Source data:
──────
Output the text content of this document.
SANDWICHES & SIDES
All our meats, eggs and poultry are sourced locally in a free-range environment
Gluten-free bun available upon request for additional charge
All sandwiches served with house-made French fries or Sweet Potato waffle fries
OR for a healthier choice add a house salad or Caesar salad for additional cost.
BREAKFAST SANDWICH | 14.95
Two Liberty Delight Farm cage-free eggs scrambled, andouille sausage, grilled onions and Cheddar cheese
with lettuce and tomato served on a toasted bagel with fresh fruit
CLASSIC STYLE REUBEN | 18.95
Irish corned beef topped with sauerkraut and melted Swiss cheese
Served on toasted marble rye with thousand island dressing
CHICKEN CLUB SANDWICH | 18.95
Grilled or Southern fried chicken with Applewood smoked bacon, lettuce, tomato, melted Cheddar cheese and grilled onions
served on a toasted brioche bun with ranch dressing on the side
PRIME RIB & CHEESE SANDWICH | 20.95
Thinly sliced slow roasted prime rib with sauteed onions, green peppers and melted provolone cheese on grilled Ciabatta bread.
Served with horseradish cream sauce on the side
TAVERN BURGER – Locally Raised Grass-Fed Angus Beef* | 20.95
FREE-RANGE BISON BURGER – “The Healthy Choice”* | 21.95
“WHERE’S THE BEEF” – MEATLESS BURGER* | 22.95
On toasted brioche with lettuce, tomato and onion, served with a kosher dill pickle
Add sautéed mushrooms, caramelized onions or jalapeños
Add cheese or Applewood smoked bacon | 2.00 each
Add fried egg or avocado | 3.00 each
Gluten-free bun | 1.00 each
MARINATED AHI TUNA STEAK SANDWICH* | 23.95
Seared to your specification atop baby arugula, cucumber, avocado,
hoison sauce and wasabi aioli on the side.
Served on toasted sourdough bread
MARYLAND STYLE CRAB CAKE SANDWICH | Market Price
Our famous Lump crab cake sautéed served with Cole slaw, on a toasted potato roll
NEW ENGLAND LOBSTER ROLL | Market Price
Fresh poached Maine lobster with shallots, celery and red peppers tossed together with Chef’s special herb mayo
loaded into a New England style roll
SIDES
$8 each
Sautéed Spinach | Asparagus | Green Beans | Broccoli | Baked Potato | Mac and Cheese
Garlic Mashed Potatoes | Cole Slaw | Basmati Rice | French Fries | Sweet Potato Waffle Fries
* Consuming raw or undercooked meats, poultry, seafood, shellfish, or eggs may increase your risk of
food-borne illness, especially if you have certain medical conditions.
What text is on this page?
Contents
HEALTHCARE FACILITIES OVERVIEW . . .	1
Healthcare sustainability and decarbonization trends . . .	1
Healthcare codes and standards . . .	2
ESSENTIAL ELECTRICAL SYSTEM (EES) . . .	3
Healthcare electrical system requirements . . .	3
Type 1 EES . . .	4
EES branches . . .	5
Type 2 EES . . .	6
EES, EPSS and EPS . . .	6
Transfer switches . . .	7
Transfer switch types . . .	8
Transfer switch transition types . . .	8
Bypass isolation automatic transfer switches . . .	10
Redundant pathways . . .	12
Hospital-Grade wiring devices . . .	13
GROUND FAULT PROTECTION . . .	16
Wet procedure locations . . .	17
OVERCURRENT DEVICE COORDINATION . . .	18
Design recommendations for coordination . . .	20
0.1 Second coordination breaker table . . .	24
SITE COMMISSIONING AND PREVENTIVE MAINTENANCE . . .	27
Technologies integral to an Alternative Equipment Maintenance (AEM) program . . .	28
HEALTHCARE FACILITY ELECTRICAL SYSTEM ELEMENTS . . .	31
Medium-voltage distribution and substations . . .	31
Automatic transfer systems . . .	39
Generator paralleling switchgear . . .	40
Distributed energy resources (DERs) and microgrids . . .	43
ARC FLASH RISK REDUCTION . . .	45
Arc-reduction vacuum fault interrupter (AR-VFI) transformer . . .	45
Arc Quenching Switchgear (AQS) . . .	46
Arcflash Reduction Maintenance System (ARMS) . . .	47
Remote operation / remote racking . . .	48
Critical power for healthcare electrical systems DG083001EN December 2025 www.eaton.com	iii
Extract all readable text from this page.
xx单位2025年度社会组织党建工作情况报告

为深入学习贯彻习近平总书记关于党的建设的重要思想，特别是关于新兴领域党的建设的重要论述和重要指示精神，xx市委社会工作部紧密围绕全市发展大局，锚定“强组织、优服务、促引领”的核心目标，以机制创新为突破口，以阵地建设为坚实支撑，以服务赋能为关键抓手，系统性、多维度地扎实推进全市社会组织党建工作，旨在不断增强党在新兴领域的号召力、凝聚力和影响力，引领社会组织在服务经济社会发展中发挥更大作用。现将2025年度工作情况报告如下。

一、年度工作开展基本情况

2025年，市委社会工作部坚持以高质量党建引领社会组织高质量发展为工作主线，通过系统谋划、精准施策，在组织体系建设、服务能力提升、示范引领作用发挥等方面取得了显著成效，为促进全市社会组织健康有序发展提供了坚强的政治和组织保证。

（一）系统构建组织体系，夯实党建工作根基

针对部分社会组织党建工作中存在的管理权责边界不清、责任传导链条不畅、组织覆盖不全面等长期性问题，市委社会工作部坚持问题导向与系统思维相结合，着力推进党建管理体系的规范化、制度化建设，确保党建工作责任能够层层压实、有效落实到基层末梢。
──────
The problem:
Quote the data above in full, changing nothing.

Response for this exercise:
Output the text content of this document.
SANDWICHES & SIDES
All our meats, eggs and poultry are sourced locally in a free-range environment
Gluten-free bun available upon request for additional charge
All sandwiches served with house-made French fries or Sweet Potato waffle fries
OR for a healthier choice add a house salad or Caesar salad for additional cost.
BREAKFAST SANDWICH | 14.95
Two Liberty Delight Farm cage-free eggs scrambled, andouille sausage, grilled onions and Cheddar cheese
with lettuce and tomato served on a toasted bagel with fresh fruit
CLASSIC STYLE REUBEN | 18.95
Irish corned beef topped with sauerkraut and melted Swiss cheese
Served on toasted marble rye with thousand island dressing
CHICKEN CLUB SANDWICH | 18.95
Grilled or Southern fried chicken with Applewood smoked bacon, lettuce, tomato, melted Cheddar cheese and grilled onions
served on a toasted brioche bun with ranch dressing on the side
PRIME RIB & CHEESE SANDWICH | 20.95
Thinly sliced slow roasted prime rib with sauteed onions, green peppers and melted provolone cheese on grilled Ciabatta bread.
Served with horseradish cream sauce on the side
TAVERN BURGER – Locally Raised Grass-Fed Angus Beef* | 20.95
FREE-RANGE BISON BURGER – “The Healthy Choice”* | 21.95
“WHERE’S THE BEEF” – MEATLESS BURGER* | 22.95
On toasted brioche with lettuce, tomato and onion, served with a kosher dill pickle
Add sautéed mushrooms, caramelized onions or jalapeños
Add cheese or Applewood smoked bacon | 2.00 each
Add fried egg or avocado | 3.00 each
Gluten-free bun | 1.00 each
MARINATED AHI TUNA STEAK SANDWICH* | 23.95
Seared to your specification atop baby arugula, cucumber, avocado,
hoison sauce and wasabi aioli on the side.
Served on toasted sourdough bread
MARYLAND STYLE CRAB CAKE SANDWICH | Market Price
Our famous Lump crab cake sautéed served with Cole slaw, on a toasted potato roll
NEW ENGLAND LOBSTER ROLL | Market Price
Fresh poached Maine lobster with shallots, celery and red peppers tossed together with Chef’s special herb mayo
loaded into a New England style roll
SIDES
$8 each
Sautéed Spinach | Asparagus | Green Beans | Broccoli | Baked Potato | Mac and Cheese
Garlic Mashed Potatoes | Cole Slaw | Basmati Rice | French Fries | Sweet Potato Waffle Fries
* Consuming raw or undercooked meats, poultry, seafood, shellfish, or eggs may increase your risk of
food-borne illness, especially if you have certain medical conditions.
What text is on this page?
Contents
HEALTHCARE FACILITIES OVERVIEW . . .	1
Healthcare sustainability and decarbonization trends . . .	1
Healthcare codes and standards . . .	2
ESSENTIAL ELECTRICAL SYSTEM (EES) . . .	3
Healthcare electrical system requirements . . .	3
Type 1 EES . . .	4
EES branches . . .	5
Type 2 EES . . .	6
EES, EPSS and EPS . . .	6
Transfer switches . . .	7
Transfer switch types . . .	8
Transfer switch transition types . . .	8
Bypass isolation automatic transfer switches . . .	10
Redundant pathways . . .	12
Hospital-Grade wiring devices . . .	13
GROUND FAULT PROTECTION . . .	16
Wet procedure locations . . .	17
OVERCURRENT DEVICE COORDINATION . . .	18
Design recommendations for coordination . . .	20
0.1 Second coordination breaker table . . .	24
SITE COMMISSIONING AND PREVENTIVE MAINTENANCE . . .	27
Technologies integral to an Alternative Equipment Maintenance (AEM) program . . .	28
HEALTHCARE FACILITY ELECTRICAL SYSTEM ELEMENTS . . .	31
Medium-voltage distribution and substations . . .	31
Automatic transfer systems . . .	39
Generator paralleling switchgear . . .	40
Distributed energy resources (DERs) and microgrids . . .	43
ARC FLASH RISK REDUCTION . . .	45
Arc-reduction vacuum fault interrupter (AR-VFI) transformer . . .	45
Arc Quenching Switchgear (AQS) . . .	46
Arcflash Reduction Maintenance System (ARMS) . . .	47
Remote operation / remote racking . . .	48
Critical power for healthcare electrical systems DG083001EN December 2025 www.eaton.com	iii
Extract all readable text from this page.
xx单位2025年度社会组织党建工作情况报告

为深入学习贯彻习近平总书记关于党的建设的重要思想，特别是关于新兴领域党的建设的重要论述和重要指示精神，xx市委社会工作部紧密围绕全市发展大局，锚定“强组织、优服务、促引领”的核心目标，以机制创新为突破口，以阵地建设为坚实支撑，以服务赋能为关键抓手，系统性、多维度地扎实推进全市社会组织党建工作，旨在不断增强党在新兴领域的号召力、凝聚力和影响力，引领社会组织在服务经济社会发展中发挥更大作用。现将2025年度工作情况报告如下。

一、年度工作开展基本情况

2025年，市委社会工作部坚持以高质量党建引领社会组织高质量发展为工作主线，通过系统谋划、精准施策，在组织体系建设、服务能力提升、示范引领作用发挥等方面取得了显著成效，为促进全市社会组织健康有序发展提供了坚强的政治和组织保证。

（一）系统构建组织体系，夯实党建工作根基

针对部分社会组织党建工作中存在的管理权责边界不清、责任传导链条不畅、组织覆盖不全面等长期性问题，市委社会工作部坚持问题导向与系统思维相结合，着力推进党建管理体系的规范化、制度化建设，确保党建工作责任能够层层压实、有效落实到基层末梢。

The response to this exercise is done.